*Given data*
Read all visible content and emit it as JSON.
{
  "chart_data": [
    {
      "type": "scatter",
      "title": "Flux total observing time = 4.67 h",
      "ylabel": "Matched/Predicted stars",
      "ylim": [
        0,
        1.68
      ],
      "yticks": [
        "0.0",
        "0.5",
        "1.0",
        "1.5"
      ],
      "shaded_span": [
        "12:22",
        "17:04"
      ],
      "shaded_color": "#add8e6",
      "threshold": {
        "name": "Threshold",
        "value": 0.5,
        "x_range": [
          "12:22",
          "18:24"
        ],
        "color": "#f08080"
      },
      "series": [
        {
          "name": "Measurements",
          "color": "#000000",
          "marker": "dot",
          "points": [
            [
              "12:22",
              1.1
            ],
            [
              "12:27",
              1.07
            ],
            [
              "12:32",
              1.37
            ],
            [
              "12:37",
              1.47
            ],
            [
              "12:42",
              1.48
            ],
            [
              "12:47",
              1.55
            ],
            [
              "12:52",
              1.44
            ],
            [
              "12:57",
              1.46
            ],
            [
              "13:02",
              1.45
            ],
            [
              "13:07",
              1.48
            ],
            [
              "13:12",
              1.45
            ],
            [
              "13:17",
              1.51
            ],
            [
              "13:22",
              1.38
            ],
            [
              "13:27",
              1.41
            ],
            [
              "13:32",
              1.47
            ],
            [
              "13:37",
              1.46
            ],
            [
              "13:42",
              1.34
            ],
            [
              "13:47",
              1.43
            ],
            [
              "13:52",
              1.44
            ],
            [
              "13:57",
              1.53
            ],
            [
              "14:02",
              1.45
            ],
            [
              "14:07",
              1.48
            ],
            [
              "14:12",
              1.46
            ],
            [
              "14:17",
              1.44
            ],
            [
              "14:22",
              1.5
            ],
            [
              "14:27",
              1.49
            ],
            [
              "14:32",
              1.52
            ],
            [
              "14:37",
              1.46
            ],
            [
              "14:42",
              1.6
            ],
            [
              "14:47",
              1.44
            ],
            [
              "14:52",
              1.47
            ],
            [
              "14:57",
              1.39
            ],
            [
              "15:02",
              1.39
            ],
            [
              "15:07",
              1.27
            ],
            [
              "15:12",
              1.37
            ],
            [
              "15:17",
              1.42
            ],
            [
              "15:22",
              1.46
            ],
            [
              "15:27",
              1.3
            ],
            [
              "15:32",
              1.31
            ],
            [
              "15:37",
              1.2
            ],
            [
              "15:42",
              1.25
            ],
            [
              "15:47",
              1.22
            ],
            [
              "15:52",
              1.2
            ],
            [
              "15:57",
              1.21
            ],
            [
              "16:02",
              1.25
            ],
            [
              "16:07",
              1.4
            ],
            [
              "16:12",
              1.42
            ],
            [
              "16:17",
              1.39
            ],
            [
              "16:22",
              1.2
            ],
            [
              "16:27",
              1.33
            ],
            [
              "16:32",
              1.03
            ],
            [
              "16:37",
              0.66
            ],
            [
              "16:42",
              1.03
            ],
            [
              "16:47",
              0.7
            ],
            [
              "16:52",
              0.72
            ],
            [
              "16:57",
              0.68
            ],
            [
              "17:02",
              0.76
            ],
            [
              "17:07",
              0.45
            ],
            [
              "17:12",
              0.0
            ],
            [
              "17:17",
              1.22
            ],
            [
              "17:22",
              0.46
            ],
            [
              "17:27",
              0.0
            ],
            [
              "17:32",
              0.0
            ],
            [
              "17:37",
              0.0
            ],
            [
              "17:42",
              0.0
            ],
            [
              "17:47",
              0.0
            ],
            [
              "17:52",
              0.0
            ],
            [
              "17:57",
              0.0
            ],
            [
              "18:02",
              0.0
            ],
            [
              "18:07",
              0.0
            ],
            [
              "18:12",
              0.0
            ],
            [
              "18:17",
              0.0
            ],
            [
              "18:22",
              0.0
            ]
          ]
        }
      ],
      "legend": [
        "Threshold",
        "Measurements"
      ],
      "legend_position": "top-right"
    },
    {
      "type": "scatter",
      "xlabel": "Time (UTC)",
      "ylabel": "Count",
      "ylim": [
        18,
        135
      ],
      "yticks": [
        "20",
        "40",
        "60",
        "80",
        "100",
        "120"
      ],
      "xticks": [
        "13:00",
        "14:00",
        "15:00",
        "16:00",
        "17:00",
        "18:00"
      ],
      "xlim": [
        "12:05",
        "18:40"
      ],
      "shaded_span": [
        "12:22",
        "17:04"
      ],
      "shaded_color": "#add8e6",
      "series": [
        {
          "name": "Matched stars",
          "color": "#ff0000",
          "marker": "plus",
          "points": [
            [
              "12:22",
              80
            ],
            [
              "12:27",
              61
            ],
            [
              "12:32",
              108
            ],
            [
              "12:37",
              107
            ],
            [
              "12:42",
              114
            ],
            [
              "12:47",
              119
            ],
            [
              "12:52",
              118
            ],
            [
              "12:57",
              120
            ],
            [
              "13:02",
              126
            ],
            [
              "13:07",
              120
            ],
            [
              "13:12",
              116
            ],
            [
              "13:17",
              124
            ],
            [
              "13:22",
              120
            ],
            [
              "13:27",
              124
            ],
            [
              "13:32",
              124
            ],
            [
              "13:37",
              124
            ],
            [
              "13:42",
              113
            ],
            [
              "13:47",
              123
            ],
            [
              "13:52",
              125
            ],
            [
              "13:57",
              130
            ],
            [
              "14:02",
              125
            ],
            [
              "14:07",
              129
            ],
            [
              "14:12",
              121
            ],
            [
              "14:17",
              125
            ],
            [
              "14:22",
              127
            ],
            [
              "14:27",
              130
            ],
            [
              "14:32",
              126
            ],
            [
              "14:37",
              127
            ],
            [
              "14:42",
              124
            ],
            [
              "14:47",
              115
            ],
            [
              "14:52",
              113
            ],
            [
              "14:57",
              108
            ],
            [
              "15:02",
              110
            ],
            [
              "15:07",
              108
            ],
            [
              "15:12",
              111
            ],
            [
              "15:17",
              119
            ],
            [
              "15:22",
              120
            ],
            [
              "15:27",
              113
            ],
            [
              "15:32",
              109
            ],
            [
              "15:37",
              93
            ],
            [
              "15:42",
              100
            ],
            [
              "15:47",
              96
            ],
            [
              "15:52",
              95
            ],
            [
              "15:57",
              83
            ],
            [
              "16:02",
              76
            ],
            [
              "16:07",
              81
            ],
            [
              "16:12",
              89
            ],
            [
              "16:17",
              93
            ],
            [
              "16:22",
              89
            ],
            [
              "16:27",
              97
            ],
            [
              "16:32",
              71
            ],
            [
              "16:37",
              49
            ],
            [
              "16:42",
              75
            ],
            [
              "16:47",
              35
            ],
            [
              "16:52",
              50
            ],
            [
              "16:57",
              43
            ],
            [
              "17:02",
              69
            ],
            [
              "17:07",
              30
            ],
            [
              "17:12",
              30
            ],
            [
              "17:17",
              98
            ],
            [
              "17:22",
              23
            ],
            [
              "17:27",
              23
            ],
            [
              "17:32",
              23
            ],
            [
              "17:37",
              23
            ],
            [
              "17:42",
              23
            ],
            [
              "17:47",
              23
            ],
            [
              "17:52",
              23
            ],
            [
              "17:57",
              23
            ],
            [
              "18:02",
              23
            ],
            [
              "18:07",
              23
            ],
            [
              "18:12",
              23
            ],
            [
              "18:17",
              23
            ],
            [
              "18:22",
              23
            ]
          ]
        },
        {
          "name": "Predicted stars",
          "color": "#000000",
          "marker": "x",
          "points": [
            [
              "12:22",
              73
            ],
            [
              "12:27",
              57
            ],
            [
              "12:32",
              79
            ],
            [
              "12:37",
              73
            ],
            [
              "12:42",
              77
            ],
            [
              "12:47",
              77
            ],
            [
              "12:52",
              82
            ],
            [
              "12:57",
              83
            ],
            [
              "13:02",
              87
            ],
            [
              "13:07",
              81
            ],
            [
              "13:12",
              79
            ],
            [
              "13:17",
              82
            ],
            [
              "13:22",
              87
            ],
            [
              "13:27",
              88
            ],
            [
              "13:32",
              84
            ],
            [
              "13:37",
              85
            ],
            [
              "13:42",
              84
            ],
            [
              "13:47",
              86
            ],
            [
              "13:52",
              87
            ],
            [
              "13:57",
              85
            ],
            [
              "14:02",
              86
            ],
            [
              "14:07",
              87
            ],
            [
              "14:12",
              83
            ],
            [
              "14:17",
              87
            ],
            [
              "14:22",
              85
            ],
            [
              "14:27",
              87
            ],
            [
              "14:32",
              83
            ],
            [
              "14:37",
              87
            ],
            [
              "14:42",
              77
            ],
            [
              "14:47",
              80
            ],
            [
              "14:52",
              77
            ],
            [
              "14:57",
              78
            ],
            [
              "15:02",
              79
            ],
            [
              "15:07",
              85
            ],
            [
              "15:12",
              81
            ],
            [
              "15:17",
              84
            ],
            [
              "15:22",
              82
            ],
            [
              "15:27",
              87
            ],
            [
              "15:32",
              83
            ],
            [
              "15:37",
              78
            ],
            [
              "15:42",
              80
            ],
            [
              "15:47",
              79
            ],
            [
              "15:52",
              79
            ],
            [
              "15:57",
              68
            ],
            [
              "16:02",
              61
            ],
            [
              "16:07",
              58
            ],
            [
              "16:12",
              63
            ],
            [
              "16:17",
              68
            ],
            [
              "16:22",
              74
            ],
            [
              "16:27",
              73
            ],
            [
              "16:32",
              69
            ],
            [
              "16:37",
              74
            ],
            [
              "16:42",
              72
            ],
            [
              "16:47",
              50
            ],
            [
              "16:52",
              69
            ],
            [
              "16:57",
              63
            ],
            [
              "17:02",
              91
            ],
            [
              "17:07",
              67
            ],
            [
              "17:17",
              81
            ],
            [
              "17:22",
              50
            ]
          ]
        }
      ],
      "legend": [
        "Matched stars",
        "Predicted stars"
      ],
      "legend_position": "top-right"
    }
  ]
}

*What you have to do*
Across the records, how many lines contain "Predicted"? Only the number should be given.

*Correct answer*
3